◆ REQUIRED WORK: Using the listing below, please gather every line containing the word "this".
===== RECORDS PROVIDED
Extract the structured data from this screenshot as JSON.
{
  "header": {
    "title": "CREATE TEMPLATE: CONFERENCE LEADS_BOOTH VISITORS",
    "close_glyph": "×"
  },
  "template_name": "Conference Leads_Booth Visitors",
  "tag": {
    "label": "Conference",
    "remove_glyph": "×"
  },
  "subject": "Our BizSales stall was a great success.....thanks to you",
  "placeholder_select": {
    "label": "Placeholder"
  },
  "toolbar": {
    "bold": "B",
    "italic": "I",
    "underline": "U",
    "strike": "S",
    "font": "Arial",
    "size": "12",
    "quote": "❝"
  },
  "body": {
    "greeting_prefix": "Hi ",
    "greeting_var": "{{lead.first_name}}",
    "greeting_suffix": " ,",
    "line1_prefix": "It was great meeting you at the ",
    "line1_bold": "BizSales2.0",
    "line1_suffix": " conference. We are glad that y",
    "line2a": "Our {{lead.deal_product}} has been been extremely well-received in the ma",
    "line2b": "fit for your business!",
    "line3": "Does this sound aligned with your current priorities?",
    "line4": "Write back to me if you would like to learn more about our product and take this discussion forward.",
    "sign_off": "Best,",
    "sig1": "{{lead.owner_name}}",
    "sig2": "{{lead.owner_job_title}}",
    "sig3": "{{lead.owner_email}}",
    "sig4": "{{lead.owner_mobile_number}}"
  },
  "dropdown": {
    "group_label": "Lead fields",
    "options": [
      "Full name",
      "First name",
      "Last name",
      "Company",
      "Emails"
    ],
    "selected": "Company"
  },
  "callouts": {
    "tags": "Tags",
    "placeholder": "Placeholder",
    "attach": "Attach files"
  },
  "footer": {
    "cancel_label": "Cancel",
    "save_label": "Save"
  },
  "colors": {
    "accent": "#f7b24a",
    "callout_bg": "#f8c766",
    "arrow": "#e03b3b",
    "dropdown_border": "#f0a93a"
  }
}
==========
◆ RESULT:
Extract the structured data from this screenshot as JSON.
    "line3": "Does this sound aligned with your current priorities?",
    "line4": "Write back to me if you would like to learn more about our product and take this discussion forward.",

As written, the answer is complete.